Write the data out again exactly, with no pictures.

#### RECORDED DATA
# # # #
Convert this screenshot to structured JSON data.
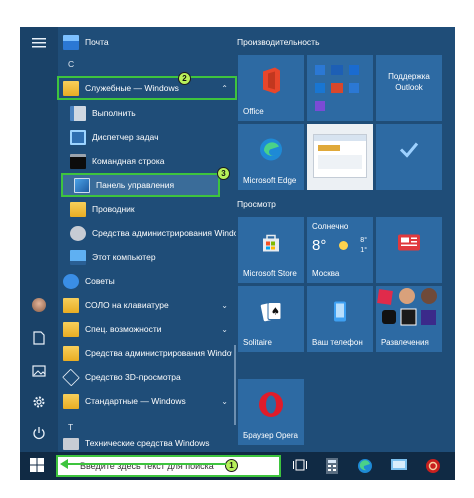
{
  "start_menu": {
    "items": [
      {
        "label": "Почта"
      },
      {
        "label": "С"
      },
      {
        "label": "Служебные — Windows"
      },
      {
        "label": "Выполнить"
      },
      {
        "label": "Диспетчер задач"
      },
      {
        "label": "Командная строка"
      },
      {
        "label": "Панель управления"
      },
      {
        "label": "Проводник"
      },
      {
        "label": "Средства администрирования Windows"
      },
      {
        "label": "Этот компьютер"
      },
      {
        "label": "Советы"
      },
      {
        "label": "СОЛО на клавиатуре"
      },
      {
        "label": "Спец. возможности"
      },
      {
        "label": "Средства администрирования Windows"
      },
      {
        "label": "Средство 3D-просмотра"
      },
      {
        "label": "Стандартные — Windows"
      },
      {
        "label": "Т"
      },
      {
        "label": "Технические средства Windows"
      }
    ],
    "badges": [
      "2",
      "3",
      "1"
    ]
  },
  "groups": {
    "productivity": "Производительность",
    "explore": "Просмотр"
  },
  "tiles": {
    "office": "Office",
    "outlook_line1": "Поддержка",
    "outlook_line2": "Outlook",
    "edge": "Microsoft Edge",
    "store": "Microsoft Store",
    "weather_title": "Солнечно",
    "weather_temp": "8°",
    "weather_temp2": "8°",
    "weather_temp3": "1°",
    "weather_city": "Москва",
    "solitaire": "Solitaire",
    "phone": "Ваш телефон",
    "entertainment": "Развлечения",
    "opera": "Браузер Opera"
  },
  "taskbar": {
    "search_text": "Введите здесь текст для поиска"
  },
  "colors": {
    "accent_highlight": "#3ec43e",
    "badge_fill": "#b7f05a",
    "menu_bg": "#1f4d78",
    "tile_bg": "#2d6aa3"
  }
}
# # # #
#### PROBLEM SOLUTION
Convert this screenshot to structured JSON data.
{
  "start_menu": {
    "items": [
      {
        "label": "Почта"
      },
      {
        "label": "С"
      },
      {
        "label": "Служебные — Windows"
      },
      {
        "label": "Выполнить"
      },
      {
        "label": "Диспетчер задач"
      },
      {
        "label": "Командная строка"
      },
      {
        "label": "Панель управления"
      },
      {
        "label": "Проводник"
      },
      {
        "label": "Средства администрирования Windows"
      },
      {
        "label": "Этот компьютер"
      },
      {
        "label": "Советы"
      },
      {
        "label": "СОЛО на клавиатуре"
      },
      {
        "label": "Спец. возможности"
      },
      {
        "label": "Средства администрирования Windows"
      },
      {
        "label": "Средство 3D-просмотра"
      },
      {
        "label": "Стандартные — Windows"
      },
      {
        "label": "Т"
      },
      {
        "label": "Технические средства Windows"
      }
    ],
    "badges": [
      "2",
      "3",
      "1"
    ]
  },
  "groups": {
    "productivity": "Производительность",
    "explore": "Просмотр"
  },
  "tiles": {
    "office": "Office",
    "outlook_line1": "Поддержка",
    "outlook_line2": "Outlook",
    "edge": "Microsoft Edge",
    "store": "Microsoft Store",
    "weather_title": "Солнечно",
    "weather_temp": "8°",
    "weather_temp2": "8°",
    "weather_temp3": "1°",
    "weather_city": "Москва",
    "solitaire": "Solitaire",
    "phone": "Ваш телефон",
    "entertainment": "Развлечения",
    "opera": "Браузер Opera"
  },
  "taskbar": {
    "search_text": "Введите здесь текст для поиска"
  },
  "colors": {
    "accent_highlight": "#3ec43e",
    "badge_fill": "#b7f05a",
    "menu_bg": "#1f4d78",
    "tile_bg": "#2d6aa3"
  }
}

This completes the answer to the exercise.